START Working data
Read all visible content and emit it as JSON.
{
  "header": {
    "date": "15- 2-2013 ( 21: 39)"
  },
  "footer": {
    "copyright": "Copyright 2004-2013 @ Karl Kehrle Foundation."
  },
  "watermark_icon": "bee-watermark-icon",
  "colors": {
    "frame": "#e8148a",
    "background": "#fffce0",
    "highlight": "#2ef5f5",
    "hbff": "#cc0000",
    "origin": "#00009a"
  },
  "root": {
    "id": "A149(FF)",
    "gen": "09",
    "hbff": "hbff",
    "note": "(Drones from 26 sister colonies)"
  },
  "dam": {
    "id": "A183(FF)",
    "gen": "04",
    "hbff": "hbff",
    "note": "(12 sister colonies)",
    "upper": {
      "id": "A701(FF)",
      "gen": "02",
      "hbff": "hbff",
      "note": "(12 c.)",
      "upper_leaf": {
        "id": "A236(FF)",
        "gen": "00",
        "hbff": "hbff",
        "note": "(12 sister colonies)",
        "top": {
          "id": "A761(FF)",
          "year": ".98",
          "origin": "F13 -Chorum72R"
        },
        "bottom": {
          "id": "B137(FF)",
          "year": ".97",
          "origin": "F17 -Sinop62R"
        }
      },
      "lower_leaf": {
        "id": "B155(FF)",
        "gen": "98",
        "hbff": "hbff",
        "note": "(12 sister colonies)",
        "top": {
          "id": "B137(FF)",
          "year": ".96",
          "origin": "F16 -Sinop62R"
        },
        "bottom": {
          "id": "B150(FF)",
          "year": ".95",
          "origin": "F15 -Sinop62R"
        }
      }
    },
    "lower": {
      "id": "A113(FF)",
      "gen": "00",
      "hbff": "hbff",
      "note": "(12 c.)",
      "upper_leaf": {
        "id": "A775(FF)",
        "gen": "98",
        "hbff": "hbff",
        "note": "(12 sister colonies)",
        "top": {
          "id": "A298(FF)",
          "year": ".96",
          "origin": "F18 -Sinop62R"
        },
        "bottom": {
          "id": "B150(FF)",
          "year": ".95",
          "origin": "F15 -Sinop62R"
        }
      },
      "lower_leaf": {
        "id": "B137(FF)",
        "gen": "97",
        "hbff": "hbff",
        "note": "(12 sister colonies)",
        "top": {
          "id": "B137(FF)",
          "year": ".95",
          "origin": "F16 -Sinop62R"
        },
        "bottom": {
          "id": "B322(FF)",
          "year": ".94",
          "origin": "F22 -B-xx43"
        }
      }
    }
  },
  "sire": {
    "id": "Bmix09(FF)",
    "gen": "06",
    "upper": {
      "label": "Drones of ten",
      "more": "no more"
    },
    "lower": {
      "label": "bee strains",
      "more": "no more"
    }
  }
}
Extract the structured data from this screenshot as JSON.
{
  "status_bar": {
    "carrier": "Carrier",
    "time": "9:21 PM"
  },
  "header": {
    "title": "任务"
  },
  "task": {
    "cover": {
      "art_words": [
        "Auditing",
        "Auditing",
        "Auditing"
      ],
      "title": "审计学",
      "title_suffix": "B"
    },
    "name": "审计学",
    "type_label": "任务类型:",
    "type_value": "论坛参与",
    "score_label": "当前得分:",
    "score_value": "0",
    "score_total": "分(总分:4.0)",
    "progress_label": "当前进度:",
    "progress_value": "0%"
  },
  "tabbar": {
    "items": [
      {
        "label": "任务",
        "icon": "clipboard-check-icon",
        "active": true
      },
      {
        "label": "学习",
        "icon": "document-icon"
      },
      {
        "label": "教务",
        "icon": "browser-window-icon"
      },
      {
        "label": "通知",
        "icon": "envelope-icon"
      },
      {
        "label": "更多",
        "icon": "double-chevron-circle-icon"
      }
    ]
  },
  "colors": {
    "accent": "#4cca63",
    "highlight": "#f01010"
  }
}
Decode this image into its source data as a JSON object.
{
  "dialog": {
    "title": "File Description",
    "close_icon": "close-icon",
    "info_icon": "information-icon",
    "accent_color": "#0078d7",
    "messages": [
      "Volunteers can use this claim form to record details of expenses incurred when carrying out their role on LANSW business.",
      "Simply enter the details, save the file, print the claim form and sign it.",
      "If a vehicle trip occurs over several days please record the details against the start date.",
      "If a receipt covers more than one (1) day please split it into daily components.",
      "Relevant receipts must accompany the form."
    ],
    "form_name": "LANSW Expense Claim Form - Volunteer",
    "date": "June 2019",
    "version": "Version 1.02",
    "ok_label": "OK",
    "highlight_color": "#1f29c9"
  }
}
END Working data
Starting at the line that contains "Decode this image", output each remaining line of the listing, the last line included, exactly as it appears.

### Reply
Decode this image into its source data as a JSON object.
{
  "dialog": {
    "title": "File Description",
    "close_icon": "close-icon",
    "info_icon": "information-icon",
    "accent_color": "#0078d7",
    "messages": [
      "Volunteers can use this claim form to record details of expenses incurred when carrying out their role on LANSW business.",
      "Simply enter the details, save the file, print the claim form and sign it.",
      "If a vehicle trip occurs over several days please record the details against the start date.",
      "If a receipt covers more than one (1) day please split it into daily components.",
      "Relevant receipts must accompany the form."
    ],
    "form_name": "LANSW Expense Claim Form - Volunteer",
    "date": "June 2019",
    "version": "Version 1.02",
    "ok_label": "OK",
    "highlight_color": "#1f29c9"
  }
}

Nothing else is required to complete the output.